GIVEN EXERCISE
Repeat the listing exactly as given, omitting every image.

INFORMATION SHOWN
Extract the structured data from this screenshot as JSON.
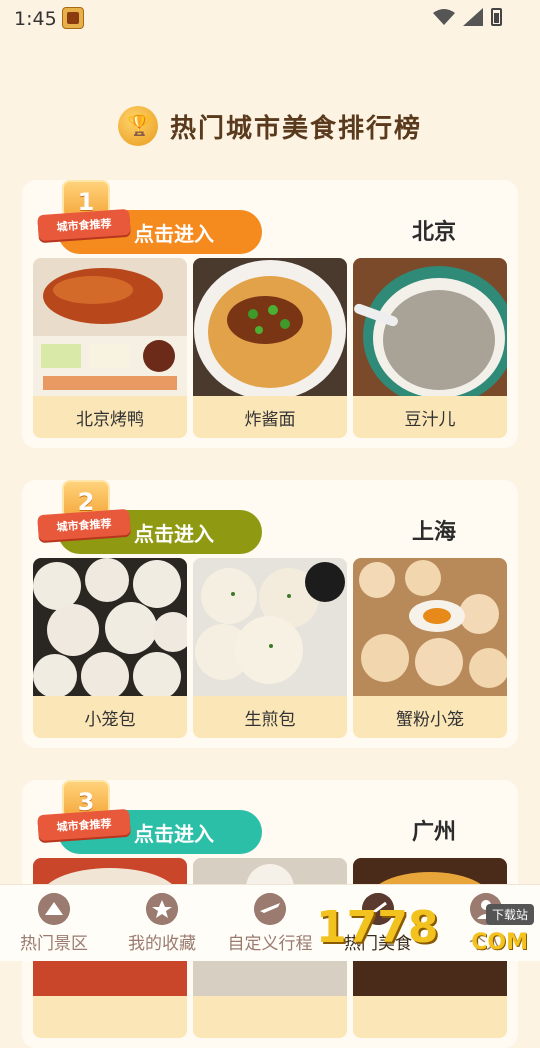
{
  "status_bar": {
    "time": "1:45"
  },
  "header": {
    "title": "热门城市美食排行榜"
  },
  "badge_text": "城市食推荐",
  "cards": [
    {
      "rank": "1",
      "enter_label": "点击进入",
      "city": "北京",
      "accent": "#f58a1f",
      "dishes": [
        {
          "name": "北京烤鸭"
        },
        {
          "name": "炸酱面"
        },
        {
          "name": "豆汁儿"
        }
      ]
    },
    {
      "rank": "2",
      "enter_label": "点击进入",
      "city": "上海",
      "accent": "#8f9a12",
      "dishes": [
        {
          "name": "小笼包"
        },
        {
          "name": "生煎包"
        },
        {
          "name": "蟹粉小笼"
        }
      ]
    },
    {
      "rank": "3",
      "enter_label": "点击进入",
      "city": "广州",
      "accent": "#2bbfa8",
      "dishes": []
    }
  ],
  "bottom_nav": [
    {
      "label": "热门景区",
      "icon": "landmark-icon"
    },
    {
      "label": "我的收藏",
      "icon": "star-icon"
    },
    {
      "label": "自定义行程",
      "icon": "plane-icon"
    },
    {
      "label": "热门美食",
      "icon": "food-icon",
      "active": true
    },
    {
      "label": "个人",
      "icon": "person-icon"
    }
  ],
  "watermark": {
    "number": "1778",
    "tag": "下载站",
    "domain": "COM"
  }
}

WRITTEN ANSWER
Extract the structured data from this screenshot as JSON.
{
  "status_bar": {
    "time": "1:45"
  },
  "header": {
    "title": "热门城市美食排行榜"
  },
  "badge_text": "城市食推荐",
  "cards": [
    {
      "rank": "1",
      "enter_label": "点击进入",
      "city": "北京",
      "accent": "#f58a1f",
      "dishes": [
        {
          "name": "北京烤鸭"
        },
        {
          "name": "炸酱面"
        },
        {
          "name": "豆汁儿"
        }
      ]
    },
    {
      "rank": "2",
      "enter_label": "点击进入",
      "city": "上海",
      "accent": "#8f9a12",
      "dishes": [
        {
          "name": "小笼包"
        },
        {
          "name": "生煎包"
        },
        {
          "name": "蟹粉小笼"
        }
      ]
    },
    {
      "rank": "3",
      "enter_label": "点击进入",
      "city": "广州",
      "accent": "#2bbfa8",
      "dishes": []
    }
  ],
  "bottom_nav": [
    {
      "label": "热门景区",
      "icon": "landmark-icon"
    },
    {
      "label": "我的收藏",
      "icon": "star-icon"
    },
    {
      "label": "自定义行程",
      "icon": "plane-icon"
    },
    {
      "label": "热门美食",
      "icon": "food-icon",
      "active": true
    },
    {
      "label": "个人",
      "icon": "person-icon"
    }
  ],
  "watermark": {
    "number": "1778",
    "tag": "下载站",
    "domain": "COM"
  }
}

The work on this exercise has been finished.